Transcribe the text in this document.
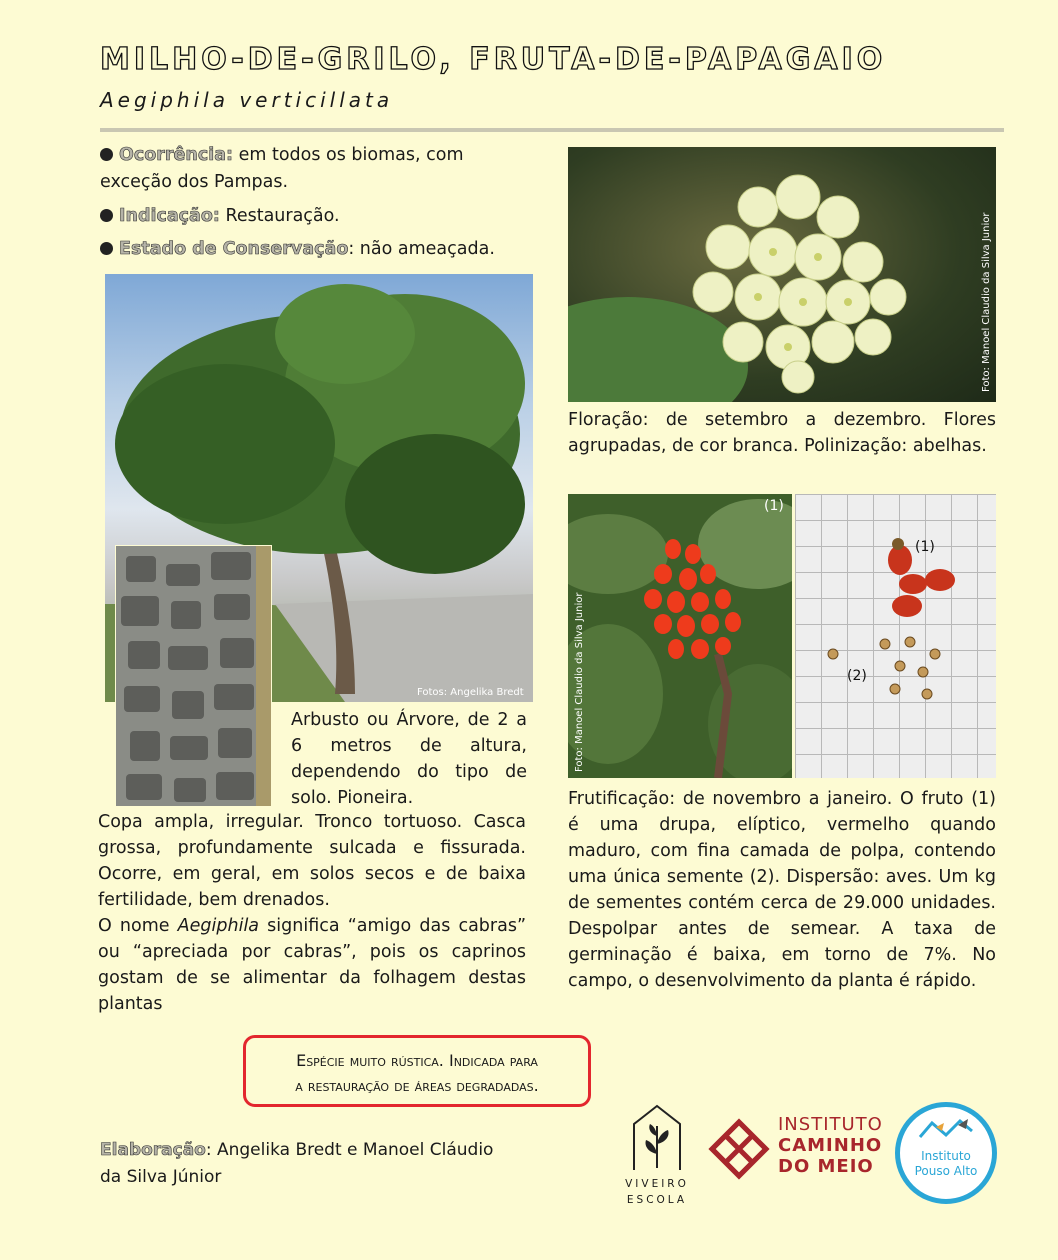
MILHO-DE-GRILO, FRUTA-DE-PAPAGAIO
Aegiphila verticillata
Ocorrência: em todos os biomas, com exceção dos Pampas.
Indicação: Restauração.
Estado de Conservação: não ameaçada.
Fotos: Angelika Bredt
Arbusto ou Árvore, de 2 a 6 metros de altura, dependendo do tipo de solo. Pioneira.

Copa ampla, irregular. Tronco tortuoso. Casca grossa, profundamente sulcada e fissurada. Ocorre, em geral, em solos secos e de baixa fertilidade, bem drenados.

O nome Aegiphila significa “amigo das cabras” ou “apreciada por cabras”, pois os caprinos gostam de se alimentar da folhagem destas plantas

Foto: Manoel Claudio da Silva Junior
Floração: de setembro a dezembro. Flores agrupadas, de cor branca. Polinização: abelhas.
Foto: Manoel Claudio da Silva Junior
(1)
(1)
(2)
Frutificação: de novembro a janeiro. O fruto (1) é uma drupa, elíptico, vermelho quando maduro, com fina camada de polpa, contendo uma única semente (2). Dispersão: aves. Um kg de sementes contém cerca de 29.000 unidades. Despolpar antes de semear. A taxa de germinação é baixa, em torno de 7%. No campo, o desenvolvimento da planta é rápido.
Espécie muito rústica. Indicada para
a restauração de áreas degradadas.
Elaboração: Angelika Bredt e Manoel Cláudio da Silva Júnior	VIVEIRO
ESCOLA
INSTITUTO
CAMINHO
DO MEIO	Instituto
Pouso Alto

============

▸ Work to do: None of the pictures should appear; repeat the records exactly otherwise.

▸ Reply:
Transcribe the text in this document.
MILHO-DE-GRILO, FRUTA-DE-PAPAGAIO
Aegiphila verticillata
Ocorrência: em todos os biomas, com exceção dos Pampas.
Indicação: Restauração.
Estado de Conservação: não ameaçada.
Fotos: Angelika Bredt
Arbusto ou Árvore, de 2 a 6 metros de altura, dependendo do tipo de solo. Pioneira.

Copa ampla, irregular. Tronco tortuoso. Casca grossa, profundamente sulcada e fissurada. Ocorre, em geral, em solos secos e de baixa fertilidade, bem drenados.

O nome Aegiphila significa “amigo das cabras” ou “apreciada por cabras”, pois os caprinos gostam de se alimentar da folhagem destas plantas

Foto: Manoel Claudio da Silva Junior
Floração: de setembro a dezembro. Flores agrupadas, de cor branca. Polinização: abelhas.
Foto: Manoel Claudio da Silva Junior
(1)
(1)
(2)
Frutificação: de novembro a janeiro. O fruto (1) é uma drupa, elíptico, vermelho quando maduro, com fina camada de polpa, contendo uma única semente (2). Dispersão: aves. Um kg de sementes contém cerca de 29.000 unidades. Despolpar antes de semear. A taxa de germinação é baixa, em torno de 7%. No campo, o desenvolvimento da planta é rápido.
Espécie muito rústica. Indicada para
a restauração de áreas degradadas.
Elaboração: Angelika Bredt e Manoel Cláudio da Silva Júnior	VIVEIRO
ESCOLA
INSTITUTO
CAMINHO
DO MEIO	Instituto
Pouso Alto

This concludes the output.